(Stored entries)
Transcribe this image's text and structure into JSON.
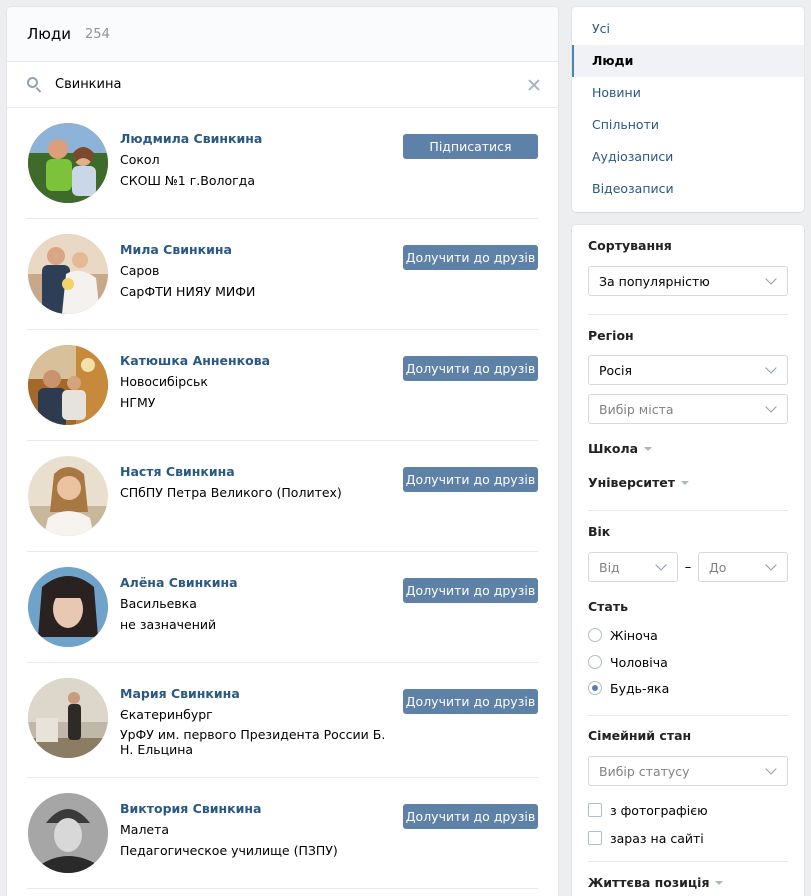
{
  "header": {
    "title": "Люди",
    "count": "254"
  },
  "search": {
    "value": "Свинкина",
    "icon": "search-icon",
    "clear_icon": "close-icon"
  },
  "people": [
    {
      "name": "Людмила Свинкина",
      "line1": "Сокол",
      "line2": "СКОШ №1 г.Вологда",
      "button": "Підписатися"
    },
    {
      "name": "Мила Свинкина",
      "line1": "Саров",
      "line2": "СарФТИ НИЯУ МИФИ",
      "button": "Долучити до друзів"
    },
    {
      "name": "Катюшка Анненкова",
      "line1": "Новосибірськ",
      "line2": "НГМУ",
      "button": "Долучити до друзів"
    },
    {
      "name": "Настя Свинкина",
      "line1": "СПбПУ Петра Великого (Политех)",
      "line2": "",
      "button": "Долучити до друзів"
    },
    {
      "name": "Алёна Свинкина",
      "line1": "Васильевка",
      "line2": "не зазначений",
      "button": "Долучити до друзів"
    },
    {
      "name": "Мария Свинкина",
      "line1": "Єкатеринбург",
      "line2": "УрФУ им. первого Президента России Б. Н. Ельцина",
      "button": "Долучити до друзів"
    },
    {
      "name": "Виктория Свинкина",
      "line1": "Малета",
      "line2": "Педагогическое училище (ПЗПУ)",
      "button": "Долучити до друзів"
    }
  ],
  "menu": {
    "items": [
      {
        "label": "Усі",
        "active": false
      },
      {
        "label": "Люди",
        "active": true
      },
      {
        "label": "Новини",
        "active": false
      },
      {
        "label": "Спільноти",
        "active": false
      },
      {
        "label": "Аудіозаписи",
        "active": false
      },
      {
        "label": "Відеозаписи",
        "active": false
      }
    ]
  },
  "filters": {
    "sort": {
      "title": "Сортування",
      "value": "За популярністю"
    },
    "region": {
      "title": "Регіон",
      "country": "Росія",
      "city_placeholder": "Вибір міста"
    },
    "school": "Школа",
    "university": "Університет",
    "age": {
      "title": "Вік",
      "from": "Від",
      "dash": "–",
      "to": "До"
    },
    "sex": {
      "title": "Стать",
      "options": [
        {
          "label": "Жіноча",
          "checked": false
        },
        {
          "label": "Чоловіча",
          "checked": false
        },
        {
          "label": "Будь-яка",
          "checked": true
        }
      ]
    },
    "marital": {
      "title": "Сімейний стан",
      "placeholder": "Вибір статусу"
    },
    "with_photo": "з фотографією",
    "online": "зараз на сайті",
    "life_position": "Життєва позиція"
  },
  "colors": {
    "link": "#2a5885",
    "button": "#5e81a8",
    "active_bar": "#5181b8",
    "background": "#edeef0"
  }
}
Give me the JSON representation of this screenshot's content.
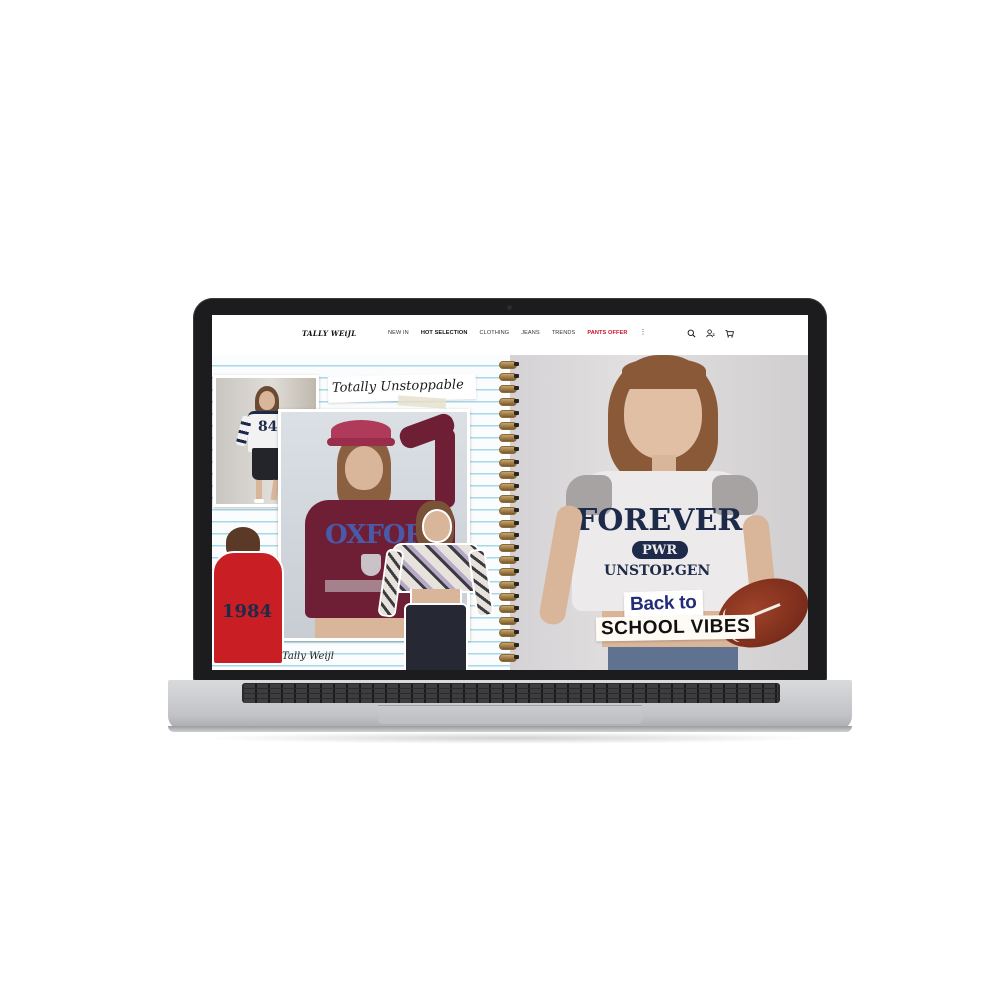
{
  "header": {
    "logo": "TALLY WEiJL",
    "nav": [
      {
        "label": "NEW IN",
        "style": "normal"
      },
      {
        "label": "HOT SELECTION",
        "style": "bold"
      },
      {
        "label": "CLOTHING",
        "style": "normal"
      },
      {
        "label": "JEANS",
        "style": "normal"
      },
      {
        "label": "TRENDS",
        "style": "normal"
      },
      {
        "label": "PANTS OFFER",
        "style": "offer"
      }
    ],
    "more_icon": "kebab-menu-icon",
    "icons": [
      "search-icon",
      "account-icon",
      "cart-icon"
    ]
  },
  "hero": {
    "script_title": "Totally Unstoppable",
    "signature": "Tally Weijl",
    "tee_print": {
      "line1": "FOREVER",
      "badge": "PWR",
      "line2": "UNSTOP.GEN"
    },
    "sweatshirt_print": "OXFORD",
    "hoodie_print": "1984",
    "jersey_number": "84",
    "promo_line1": "Back to",
    "promo_line2": "SCHOOL VIBES"
  },
  "colors": {
    "accent_offer": "#c8102e",
    "promo_blue": "#232b7a",
    "sweatshirt": "#6e1f35",
    "hoodie": "#c81e24"
  }
}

Exercise objective: Reproduce nothing but the lines that run from the line containing "Give me the" through the last line of the records, inclusive. Omit the pictures.

Written reply:
Give me the JSON representation of this screenshot's content.
{
  "header": {
    "logo": "TALLY WEiJL",
    "nav": [
      {
        "label": "NEW IN",
        "style": "normal"
      },
      {
        "label": "HOT SELECTION",
        "style": "bold"
      },
      {
        "label": "CLOTHING",
        "style": "normal"
      },
      {
        "label": "JEANS",
        "style": "normal"
      },
      {
        "label": "TRENDS",
        "style": "normal"
      },
      {
        "label": "PANTS OFFER",
        "style": "offer"
      }
    ],
    "more_icon": "kebab-menu-icon",
    "icons": [
      "search-icon",
      "account-icon",
      "cart-icon"
    ]
  },
  "hero": {
    "script_title": "Totally Unstoppable",
    "signature": "Tally Weijl",
    "tee_print": {
      "line1": "FOREVER",
      "badge": "PWR",
      "line2": "UNSTOP.GEN"
    },
    "sweatshirt_print": "OXFORD",
    "hoodie_print": "1984",
    "jersey_number": "84",
    "promo_line1": "Back to",
    "promo_line2": "SCHOOL VIBES"
  },
  "colors": {
    "accent_offer": "#c8102e",
    "promo_blue": "#232b7a",
    "sweatshirt": "#6e1f35",
    "hoodie": "#c81e24"
  }
}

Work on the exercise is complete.